**STATED GOAL**
Pick out the lines below that contain the string "number" and copy them all.
____ STORED ROWS
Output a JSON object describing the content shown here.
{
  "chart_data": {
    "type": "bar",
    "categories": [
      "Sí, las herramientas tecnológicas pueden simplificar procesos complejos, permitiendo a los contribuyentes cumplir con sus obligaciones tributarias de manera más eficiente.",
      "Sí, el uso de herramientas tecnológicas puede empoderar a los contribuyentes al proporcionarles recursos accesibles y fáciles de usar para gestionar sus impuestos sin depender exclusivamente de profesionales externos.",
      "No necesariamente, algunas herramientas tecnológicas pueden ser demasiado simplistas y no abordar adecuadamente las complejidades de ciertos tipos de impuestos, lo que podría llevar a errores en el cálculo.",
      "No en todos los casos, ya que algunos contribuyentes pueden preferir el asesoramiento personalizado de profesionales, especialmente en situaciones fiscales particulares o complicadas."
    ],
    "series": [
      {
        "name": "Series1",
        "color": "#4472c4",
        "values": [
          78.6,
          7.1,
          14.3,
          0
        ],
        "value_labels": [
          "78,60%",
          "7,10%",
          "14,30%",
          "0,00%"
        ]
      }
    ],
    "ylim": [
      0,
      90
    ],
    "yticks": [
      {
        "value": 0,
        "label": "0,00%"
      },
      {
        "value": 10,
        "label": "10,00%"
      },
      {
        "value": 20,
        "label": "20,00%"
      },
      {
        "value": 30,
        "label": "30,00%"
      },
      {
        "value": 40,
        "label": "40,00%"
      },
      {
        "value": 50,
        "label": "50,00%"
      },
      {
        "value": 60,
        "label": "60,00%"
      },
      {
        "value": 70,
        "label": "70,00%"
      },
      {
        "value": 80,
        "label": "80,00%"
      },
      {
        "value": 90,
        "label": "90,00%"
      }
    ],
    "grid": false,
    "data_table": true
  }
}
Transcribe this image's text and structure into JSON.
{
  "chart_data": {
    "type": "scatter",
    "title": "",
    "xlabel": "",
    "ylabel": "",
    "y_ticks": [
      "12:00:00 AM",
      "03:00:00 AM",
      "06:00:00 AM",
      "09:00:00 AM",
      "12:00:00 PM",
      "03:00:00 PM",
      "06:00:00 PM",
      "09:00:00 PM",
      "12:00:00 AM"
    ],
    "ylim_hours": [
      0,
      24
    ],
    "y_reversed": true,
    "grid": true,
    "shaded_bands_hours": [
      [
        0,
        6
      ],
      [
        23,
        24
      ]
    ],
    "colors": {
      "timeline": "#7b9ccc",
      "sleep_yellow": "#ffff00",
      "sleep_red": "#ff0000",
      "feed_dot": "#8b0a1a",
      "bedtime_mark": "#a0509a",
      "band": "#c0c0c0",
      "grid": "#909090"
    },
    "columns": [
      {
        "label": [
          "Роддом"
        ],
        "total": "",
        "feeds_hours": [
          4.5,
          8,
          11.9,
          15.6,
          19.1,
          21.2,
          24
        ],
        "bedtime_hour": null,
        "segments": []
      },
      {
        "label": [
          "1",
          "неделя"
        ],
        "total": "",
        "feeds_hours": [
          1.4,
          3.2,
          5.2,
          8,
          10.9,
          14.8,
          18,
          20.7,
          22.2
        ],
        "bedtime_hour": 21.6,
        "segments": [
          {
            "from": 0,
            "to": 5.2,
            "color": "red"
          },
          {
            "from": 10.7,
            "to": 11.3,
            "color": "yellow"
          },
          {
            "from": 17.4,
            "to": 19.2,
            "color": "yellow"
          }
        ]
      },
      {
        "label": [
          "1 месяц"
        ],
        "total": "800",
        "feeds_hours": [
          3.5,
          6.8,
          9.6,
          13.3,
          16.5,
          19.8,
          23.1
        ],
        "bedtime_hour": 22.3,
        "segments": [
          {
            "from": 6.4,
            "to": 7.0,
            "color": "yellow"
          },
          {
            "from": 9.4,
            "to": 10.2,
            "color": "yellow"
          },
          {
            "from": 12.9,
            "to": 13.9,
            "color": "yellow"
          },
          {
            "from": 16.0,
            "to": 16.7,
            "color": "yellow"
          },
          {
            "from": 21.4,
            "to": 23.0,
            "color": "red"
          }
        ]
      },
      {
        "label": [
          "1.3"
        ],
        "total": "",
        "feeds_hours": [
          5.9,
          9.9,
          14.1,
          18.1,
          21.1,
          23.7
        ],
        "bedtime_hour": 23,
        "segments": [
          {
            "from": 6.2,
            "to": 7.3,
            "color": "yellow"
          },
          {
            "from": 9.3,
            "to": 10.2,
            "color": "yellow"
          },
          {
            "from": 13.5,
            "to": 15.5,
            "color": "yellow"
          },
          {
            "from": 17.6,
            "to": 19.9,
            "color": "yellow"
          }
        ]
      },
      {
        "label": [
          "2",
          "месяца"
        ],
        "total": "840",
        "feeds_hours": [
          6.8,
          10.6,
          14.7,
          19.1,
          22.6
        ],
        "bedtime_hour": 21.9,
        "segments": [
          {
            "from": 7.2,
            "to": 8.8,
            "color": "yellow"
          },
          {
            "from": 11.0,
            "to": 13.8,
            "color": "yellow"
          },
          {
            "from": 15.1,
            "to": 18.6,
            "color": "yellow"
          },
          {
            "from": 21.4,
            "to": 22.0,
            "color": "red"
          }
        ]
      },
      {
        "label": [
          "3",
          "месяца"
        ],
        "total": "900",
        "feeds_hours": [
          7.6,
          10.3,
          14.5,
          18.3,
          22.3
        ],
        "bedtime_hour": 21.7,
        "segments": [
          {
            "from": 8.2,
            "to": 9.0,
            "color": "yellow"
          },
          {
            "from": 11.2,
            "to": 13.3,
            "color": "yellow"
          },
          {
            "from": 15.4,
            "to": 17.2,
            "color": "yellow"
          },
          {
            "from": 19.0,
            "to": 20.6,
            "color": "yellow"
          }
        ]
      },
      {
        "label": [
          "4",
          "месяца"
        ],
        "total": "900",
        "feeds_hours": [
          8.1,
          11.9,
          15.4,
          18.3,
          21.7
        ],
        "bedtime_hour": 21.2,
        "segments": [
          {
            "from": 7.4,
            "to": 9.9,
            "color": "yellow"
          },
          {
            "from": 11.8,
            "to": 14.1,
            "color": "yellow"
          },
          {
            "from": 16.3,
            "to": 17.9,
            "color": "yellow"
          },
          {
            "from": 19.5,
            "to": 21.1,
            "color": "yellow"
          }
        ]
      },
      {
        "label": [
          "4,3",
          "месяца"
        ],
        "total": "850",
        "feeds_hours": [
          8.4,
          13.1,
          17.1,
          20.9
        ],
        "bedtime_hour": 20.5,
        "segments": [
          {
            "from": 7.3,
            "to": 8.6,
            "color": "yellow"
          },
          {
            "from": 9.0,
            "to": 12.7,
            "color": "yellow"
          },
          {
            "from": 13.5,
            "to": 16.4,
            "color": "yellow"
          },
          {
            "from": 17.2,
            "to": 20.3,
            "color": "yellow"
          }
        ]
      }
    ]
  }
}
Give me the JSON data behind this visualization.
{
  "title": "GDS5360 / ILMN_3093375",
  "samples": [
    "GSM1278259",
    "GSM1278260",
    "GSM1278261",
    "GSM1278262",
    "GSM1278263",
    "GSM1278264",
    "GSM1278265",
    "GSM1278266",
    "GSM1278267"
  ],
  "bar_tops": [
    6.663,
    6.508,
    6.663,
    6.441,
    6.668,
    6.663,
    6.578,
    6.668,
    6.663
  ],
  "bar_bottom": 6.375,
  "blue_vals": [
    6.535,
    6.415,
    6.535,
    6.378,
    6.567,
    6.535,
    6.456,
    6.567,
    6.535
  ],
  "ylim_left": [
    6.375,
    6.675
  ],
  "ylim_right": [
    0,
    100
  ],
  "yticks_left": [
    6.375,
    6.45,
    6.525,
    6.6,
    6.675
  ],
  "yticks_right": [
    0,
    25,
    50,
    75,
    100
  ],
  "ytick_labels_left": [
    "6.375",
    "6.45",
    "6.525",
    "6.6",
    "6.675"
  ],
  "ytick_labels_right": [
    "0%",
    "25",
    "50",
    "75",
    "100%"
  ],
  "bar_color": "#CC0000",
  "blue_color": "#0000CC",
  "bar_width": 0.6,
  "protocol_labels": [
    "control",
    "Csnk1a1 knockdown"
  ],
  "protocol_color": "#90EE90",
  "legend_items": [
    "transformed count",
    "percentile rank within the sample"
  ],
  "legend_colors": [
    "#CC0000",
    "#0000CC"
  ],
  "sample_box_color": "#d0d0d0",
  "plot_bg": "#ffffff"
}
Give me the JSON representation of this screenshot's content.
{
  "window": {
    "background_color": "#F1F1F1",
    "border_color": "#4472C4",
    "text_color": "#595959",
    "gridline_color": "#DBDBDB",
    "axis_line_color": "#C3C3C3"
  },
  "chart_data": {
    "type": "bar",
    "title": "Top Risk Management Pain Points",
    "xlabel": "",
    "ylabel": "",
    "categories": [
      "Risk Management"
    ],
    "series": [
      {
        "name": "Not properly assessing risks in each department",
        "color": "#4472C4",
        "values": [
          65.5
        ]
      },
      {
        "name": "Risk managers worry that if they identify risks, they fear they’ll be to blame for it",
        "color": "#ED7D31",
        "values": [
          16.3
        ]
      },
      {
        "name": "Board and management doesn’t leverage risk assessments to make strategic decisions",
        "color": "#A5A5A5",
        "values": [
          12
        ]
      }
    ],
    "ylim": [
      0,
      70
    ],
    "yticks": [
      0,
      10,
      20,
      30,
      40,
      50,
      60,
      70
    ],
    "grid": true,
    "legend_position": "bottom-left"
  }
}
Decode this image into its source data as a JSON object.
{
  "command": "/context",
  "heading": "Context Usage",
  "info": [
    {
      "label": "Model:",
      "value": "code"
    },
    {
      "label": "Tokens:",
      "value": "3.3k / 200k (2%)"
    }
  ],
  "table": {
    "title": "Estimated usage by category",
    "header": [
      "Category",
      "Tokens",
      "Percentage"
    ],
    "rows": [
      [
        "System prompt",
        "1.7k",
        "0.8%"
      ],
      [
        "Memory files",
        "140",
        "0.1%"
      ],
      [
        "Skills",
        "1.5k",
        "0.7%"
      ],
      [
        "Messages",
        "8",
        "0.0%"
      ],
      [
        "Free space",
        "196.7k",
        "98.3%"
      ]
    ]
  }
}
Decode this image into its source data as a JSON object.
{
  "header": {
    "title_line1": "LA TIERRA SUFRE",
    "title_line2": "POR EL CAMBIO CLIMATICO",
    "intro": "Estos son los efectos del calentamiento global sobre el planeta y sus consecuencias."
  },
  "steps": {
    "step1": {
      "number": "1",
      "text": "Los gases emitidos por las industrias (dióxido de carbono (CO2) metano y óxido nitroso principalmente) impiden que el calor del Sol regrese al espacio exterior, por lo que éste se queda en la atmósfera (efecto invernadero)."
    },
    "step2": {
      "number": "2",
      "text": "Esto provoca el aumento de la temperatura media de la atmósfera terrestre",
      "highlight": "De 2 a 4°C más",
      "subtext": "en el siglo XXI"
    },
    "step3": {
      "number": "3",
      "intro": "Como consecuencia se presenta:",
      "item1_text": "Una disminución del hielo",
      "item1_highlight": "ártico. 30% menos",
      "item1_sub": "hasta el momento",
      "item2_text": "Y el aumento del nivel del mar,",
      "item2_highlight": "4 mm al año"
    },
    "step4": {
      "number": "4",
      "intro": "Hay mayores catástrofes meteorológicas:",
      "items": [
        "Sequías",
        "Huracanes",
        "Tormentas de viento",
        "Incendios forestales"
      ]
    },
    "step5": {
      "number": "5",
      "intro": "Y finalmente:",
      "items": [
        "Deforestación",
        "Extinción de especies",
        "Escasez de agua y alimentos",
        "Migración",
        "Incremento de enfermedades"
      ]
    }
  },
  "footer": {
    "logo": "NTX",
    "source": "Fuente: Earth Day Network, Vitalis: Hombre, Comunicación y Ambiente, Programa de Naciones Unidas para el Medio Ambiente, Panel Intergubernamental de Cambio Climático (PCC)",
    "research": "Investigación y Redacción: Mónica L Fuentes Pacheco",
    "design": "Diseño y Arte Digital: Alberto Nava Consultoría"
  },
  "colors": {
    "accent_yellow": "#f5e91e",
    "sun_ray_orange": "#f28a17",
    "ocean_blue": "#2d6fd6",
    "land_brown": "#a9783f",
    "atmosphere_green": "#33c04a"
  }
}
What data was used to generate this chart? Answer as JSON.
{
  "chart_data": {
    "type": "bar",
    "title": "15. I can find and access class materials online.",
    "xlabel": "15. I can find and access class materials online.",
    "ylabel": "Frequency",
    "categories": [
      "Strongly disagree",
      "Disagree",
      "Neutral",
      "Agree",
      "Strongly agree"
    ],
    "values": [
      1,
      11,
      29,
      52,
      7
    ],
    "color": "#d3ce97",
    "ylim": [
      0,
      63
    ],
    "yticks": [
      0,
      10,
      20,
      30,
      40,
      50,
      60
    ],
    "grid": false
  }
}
________
**TASK ANSWER**
      "number": "1",
      "number": "2",
      "number": "3",
      "number": "4",
      "number": "5",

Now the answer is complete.